STATED EXERCISE. Return the records, each one exactly as written.
━━ DATA FOR THIS TASK ━━
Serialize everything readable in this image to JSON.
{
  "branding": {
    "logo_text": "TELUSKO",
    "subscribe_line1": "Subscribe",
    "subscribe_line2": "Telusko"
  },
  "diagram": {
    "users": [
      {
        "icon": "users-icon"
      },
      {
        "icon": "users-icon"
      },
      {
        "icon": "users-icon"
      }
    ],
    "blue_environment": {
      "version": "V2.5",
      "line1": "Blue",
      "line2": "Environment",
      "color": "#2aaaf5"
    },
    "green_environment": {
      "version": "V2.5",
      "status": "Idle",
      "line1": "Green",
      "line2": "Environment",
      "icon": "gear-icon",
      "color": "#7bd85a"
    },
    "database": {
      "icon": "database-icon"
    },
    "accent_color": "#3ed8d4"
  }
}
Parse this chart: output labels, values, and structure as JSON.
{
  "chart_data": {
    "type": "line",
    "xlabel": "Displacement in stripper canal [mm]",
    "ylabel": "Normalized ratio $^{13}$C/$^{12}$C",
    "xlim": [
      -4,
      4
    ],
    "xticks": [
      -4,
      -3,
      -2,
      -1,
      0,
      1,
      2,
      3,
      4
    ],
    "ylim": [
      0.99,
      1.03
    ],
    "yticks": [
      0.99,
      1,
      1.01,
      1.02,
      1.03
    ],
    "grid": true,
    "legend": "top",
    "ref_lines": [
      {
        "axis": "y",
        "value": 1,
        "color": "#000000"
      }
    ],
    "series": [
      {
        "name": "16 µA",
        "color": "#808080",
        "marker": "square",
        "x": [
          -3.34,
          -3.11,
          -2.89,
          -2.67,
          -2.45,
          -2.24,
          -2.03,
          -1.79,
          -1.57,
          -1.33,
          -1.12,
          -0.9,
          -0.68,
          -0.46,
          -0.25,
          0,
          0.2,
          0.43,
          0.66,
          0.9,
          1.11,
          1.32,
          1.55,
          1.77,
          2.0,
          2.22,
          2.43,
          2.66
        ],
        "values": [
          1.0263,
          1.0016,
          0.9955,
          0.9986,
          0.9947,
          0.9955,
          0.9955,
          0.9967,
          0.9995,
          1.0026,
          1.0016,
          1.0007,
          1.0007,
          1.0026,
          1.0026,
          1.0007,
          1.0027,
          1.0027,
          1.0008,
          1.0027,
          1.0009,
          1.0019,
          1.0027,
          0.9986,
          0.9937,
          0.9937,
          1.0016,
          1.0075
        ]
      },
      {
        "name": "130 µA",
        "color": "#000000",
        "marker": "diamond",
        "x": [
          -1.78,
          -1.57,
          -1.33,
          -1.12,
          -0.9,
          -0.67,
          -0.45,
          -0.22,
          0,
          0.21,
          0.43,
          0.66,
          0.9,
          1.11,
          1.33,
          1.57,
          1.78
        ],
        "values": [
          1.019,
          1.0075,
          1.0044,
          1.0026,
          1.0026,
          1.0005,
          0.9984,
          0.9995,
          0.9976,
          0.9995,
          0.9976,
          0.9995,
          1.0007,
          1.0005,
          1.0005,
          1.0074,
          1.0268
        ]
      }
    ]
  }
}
━━━
WRITTEN ANSWER.
Serialize everything readable in this image to JSON.
{
  "branding": {
    "logo_text": "TELUSKO",
    "subscribe_line1": "Subscribe",
    "subscribe_line2": "Telusko"
  },
  "diagram": {
    "users": [
      {
        "icon": "users-icon"
      },
      {
        "icon": "users-icon"
      },
      {
        "icon": "users-icon"
      }
    ],
    "blue_environment": {
      "version": "V2.5",
      "line1": "Blue",
      "line2": "Environment",
      "color": "#2aaaf5"
    },
    "green_environment": {
      "version": "V2.5",
      "status": "Idle",
      "line1": "Green",
      "line2": "Environment",
      "icon": "gear-icon",
      "color": "#7bd85a"
    },
    "database": {
      "icon": "database-icon"
    },
    "accent_color": "#3ed8d4"
  }
}
Parse this chart: output labels, values, and structure as JSON.
{
  "chart_data": {
    "type": "line",
    "xlabel": "Displacement in stripper canal [mm]",
    "ylabel": "Normalized ratio $^{13}$C/$^{12}$C",
    "xlim": [
      -4,
      4
    ],
    "xticks": [
      -4,
      -3,
      -2,
      -1,
      0,
      1,
      2,
      3,
      4
    ],
    "ylim": [
      0.99,
      1.03
    ],
    "yticks": [
      0.99,
      1,
      1.01,
      1.02,
      1.03
    ],
    "grid": true,
    "legend": "top",
    "ref_lines": [
      {
        "axis": "y",
        "value": 1,
        "color": "#000000"
      }
    ],
    "series": [
      {
        "name": "16 µA",
        "color": "#808080",
        "marker": "square",
        "x": [
          -3.34,
          -3.11,
          -2.89,
          -2.67,
          -2.45,
          -2.24,
          -2.03,
          -1.79,
          -1.57,
          -1.33,
          -1.12,
          -0.9,
          -0.68,
          -0.46,
          -0.25,
          0,
          0.2,
          0.43,
          0.66,
          0.9,
          1.11,
          1.32,
          1.55,
          1.77,
          2.0,
          2.22,
          2.43,
          2.66
        ],
        "values": [
          1.0263,
          1.0016,
          0.9955,
          0.9986,
          0.9947,
          0.9955,
          0.9955,
          0.9967,
          0.9995,
          1.0026,
          1.0016,
          1.0007,
          1.0007,
          1.0026,
          1.0026,
          1.0007,
          1.0027,
          1.0027,
          1.0008,
          1.0027,
          1.0009,
          1.0019,
          1.0027,
          0.9986,
          0.9937,
          0.9937,
          1.0016,
          1.0075
        ]
      },
      {
        "name": "130 µA",
        "color": "#000000",
        "marker": "diamond",
        "x": [
          -1.78,
          -1.57,
          -1.33,
          -1.12,
          -0.9,
          -0.67,
          -0.45,
          -0.22,
          0,
          0.21,
          0.43,
          0.66,
          0.9,
          1.11,
          1.33,
          1.57,
          1.78
        ],
        "values": [
          1.019,
          1.0075,
          1.0044,
          1.0026,
          1.0026,
          1.0005,
          0.9984,
          0.9995,
          0.9976,
          0.9995,
          0.9976,
          0.9995,
          1.0007,
          1.0005,
          1.0005,
          1.0074,
          1.0268
        ]
      }
    ]
  }
}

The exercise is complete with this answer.